What the exercise asks:
Keep only those lines of the records that include the string "condition".

Excerpt from a dataset
★ ★ ★ ★ ★
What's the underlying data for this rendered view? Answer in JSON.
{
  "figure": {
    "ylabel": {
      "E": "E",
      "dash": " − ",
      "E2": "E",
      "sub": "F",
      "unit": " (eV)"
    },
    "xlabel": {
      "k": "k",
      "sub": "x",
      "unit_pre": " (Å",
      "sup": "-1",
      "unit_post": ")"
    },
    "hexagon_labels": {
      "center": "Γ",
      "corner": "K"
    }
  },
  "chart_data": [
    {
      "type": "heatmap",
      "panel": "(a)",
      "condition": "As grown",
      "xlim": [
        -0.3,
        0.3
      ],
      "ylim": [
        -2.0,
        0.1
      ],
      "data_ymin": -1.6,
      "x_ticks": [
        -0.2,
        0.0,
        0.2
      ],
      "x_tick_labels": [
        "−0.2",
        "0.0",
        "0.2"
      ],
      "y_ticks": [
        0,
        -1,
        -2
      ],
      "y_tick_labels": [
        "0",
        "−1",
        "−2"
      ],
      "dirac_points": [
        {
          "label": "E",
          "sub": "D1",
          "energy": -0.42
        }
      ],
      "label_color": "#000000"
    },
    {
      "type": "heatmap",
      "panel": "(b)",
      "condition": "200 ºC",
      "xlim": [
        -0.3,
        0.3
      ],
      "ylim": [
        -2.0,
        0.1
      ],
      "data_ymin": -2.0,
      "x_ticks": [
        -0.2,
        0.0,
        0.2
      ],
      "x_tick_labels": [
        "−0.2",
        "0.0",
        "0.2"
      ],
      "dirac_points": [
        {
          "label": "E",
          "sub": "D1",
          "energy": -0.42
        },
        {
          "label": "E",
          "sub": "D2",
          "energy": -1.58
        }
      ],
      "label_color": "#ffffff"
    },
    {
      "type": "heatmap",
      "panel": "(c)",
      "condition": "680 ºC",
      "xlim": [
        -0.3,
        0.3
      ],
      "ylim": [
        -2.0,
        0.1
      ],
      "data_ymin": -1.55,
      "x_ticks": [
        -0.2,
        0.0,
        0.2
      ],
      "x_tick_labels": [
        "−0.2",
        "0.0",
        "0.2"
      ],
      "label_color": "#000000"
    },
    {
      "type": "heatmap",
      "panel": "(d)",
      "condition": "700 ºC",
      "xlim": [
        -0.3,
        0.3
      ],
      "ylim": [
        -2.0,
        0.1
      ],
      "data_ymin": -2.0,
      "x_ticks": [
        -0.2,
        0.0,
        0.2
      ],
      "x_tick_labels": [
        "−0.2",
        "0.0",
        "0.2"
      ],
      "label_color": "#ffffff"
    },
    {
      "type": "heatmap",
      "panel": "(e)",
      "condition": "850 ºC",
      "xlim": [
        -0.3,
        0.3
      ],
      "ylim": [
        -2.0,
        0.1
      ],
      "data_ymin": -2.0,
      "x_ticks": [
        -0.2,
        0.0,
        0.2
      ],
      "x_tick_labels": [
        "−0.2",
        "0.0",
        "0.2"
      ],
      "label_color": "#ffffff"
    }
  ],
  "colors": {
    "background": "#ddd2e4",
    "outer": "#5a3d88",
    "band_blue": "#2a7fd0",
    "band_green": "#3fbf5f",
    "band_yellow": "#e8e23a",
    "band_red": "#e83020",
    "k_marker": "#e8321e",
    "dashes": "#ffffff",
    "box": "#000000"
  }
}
★ ★ ★ ★ ★
Full response:
      "condition": "As grown",
      "condition": "200 ºC",
      "condition": "680 ºC",
      "condition": "700 ºC",
      "condition": "850 ºC",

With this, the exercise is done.